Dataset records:
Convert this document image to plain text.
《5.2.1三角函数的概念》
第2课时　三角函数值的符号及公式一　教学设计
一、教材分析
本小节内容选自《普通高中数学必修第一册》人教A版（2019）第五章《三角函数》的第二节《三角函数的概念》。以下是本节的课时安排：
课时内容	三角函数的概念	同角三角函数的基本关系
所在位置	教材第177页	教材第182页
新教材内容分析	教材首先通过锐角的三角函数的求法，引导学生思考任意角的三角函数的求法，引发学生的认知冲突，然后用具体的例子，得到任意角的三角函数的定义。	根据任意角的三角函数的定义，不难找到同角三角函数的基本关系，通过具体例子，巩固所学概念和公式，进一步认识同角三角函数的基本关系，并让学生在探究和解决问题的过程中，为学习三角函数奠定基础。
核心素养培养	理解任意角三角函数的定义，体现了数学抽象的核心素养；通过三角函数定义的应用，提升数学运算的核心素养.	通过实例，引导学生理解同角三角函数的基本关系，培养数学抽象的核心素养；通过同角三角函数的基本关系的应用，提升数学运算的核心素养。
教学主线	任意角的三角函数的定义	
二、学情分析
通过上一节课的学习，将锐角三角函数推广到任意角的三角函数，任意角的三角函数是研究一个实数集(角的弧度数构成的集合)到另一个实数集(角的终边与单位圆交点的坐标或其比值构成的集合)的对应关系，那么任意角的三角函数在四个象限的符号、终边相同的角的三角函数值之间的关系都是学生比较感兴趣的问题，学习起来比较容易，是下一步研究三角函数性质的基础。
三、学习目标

The request:
Make an exact copy of every entry.

Task solution:
Convert this document image to plain text.
《5.2.1三角函数的概念》
第2课时　三角函数值的符号及公式一　教学设计
一、教材分析
本小节内容选自《普通高中数学必修第一册》人教A版（2019）第五章《三角函数》的第二节《三角函数的概念》。以下是本节的课时安排：
课时内容	三角函数的概念	同角三角函数的基本关系
所在位置	教材第177页	教材第182页
新教材内容分析	教材首先通过锐角的三角函数的求法，引导学生思考任意角的三角函数的求法，引发学生的认知冲突，然后用具体的例子，得到任意角的三角函数的定义。	根据任意角的三角函数的定义，不难找到同角三角函数的基本关系，通过具体例子，巩固所学概念和公式，进一步认识同角三角函数的基本关系，并让学生在探究和解决问题的过程中，为学习三角函数奠定基础。
核心素养培养	理解任意角三角函数的定义，体现了数学抽象的核心素养；通过三角函数定义的应用，提升数学运算的核心素养.	通过实例，引导学生理解同角三角函数的基本关系，培养数学抽象的核心素养；通过同角三角函数的基本关系的应用，提升数学运算的核心素养。
教学主线	任意角的三角函数的定义	
二、学情分析
通过上一节课的学习，将锐角三角函数推广到任意角的三角函数，任意角的三角函数是研究一个实数集(角的弧度数构成的集合)到另一个实数集(角的终边与单位圆交点的坐标或其比值构成的集合)的对应关系，那么任意角的三角函数在四个象限的符号、终边相同的角的三角函数值之间的关系都是学生比较感兴趣的问题，学习起来比较容易，是下一步研究三角函数性质的基础。
三、学习目标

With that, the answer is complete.